(INFORMATION SHOWN begins)
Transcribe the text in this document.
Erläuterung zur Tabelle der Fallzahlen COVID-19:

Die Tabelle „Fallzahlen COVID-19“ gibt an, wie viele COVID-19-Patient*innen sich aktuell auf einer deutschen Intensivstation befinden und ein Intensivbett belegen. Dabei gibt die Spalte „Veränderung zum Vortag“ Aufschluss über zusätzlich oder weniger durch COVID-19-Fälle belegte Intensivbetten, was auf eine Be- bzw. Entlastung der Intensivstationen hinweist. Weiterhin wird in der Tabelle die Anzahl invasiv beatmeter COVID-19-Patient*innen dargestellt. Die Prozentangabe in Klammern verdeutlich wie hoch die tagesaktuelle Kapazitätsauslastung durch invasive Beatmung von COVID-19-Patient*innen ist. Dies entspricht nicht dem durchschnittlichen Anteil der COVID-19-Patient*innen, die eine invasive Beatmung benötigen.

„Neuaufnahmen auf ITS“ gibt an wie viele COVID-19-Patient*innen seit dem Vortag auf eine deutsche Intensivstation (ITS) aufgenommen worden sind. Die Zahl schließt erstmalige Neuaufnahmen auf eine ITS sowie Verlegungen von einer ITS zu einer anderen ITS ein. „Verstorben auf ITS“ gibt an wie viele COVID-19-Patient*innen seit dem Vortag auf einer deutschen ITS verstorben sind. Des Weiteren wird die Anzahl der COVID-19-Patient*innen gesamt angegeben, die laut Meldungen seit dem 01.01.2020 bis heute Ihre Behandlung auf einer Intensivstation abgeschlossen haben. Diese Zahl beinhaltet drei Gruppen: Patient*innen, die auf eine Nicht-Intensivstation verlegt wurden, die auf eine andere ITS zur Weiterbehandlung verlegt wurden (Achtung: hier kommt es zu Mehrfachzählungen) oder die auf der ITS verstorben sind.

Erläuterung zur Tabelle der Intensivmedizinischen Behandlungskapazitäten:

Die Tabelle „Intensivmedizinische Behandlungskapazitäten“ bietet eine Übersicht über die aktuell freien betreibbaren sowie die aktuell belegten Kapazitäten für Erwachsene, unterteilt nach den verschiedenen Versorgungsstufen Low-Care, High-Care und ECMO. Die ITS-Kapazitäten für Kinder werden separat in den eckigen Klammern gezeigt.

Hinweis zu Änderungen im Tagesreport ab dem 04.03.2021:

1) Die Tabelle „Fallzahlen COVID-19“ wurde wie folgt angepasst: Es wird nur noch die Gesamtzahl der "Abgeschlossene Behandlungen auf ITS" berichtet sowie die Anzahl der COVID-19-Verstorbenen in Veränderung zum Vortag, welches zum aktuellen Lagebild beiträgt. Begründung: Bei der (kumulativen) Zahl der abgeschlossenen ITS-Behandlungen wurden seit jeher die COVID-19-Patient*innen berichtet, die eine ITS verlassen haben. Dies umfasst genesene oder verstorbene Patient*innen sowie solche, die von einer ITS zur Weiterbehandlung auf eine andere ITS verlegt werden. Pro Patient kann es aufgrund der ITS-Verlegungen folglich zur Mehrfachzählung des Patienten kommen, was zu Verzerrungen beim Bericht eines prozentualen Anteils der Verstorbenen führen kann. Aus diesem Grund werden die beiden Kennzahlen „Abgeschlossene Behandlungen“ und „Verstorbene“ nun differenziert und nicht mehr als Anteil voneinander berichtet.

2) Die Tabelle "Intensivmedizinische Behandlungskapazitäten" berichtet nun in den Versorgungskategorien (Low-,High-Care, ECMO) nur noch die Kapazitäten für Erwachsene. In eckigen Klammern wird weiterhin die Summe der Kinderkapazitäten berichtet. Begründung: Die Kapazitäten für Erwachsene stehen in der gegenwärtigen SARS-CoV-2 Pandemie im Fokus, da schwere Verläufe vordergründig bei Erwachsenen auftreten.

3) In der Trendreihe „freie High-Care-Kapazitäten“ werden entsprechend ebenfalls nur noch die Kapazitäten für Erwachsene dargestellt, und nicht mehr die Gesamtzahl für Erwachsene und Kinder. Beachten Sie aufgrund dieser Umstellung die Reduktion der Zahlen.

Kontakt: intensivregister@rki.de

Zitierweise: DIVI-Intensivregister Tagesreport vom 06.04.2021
(INFORMATION SHOWN ends)
- _WORK ORDER_:
In the material, count each line that holds the string "eckigen", and report only how many there are.

- _REPLY TO THE TASK_:
2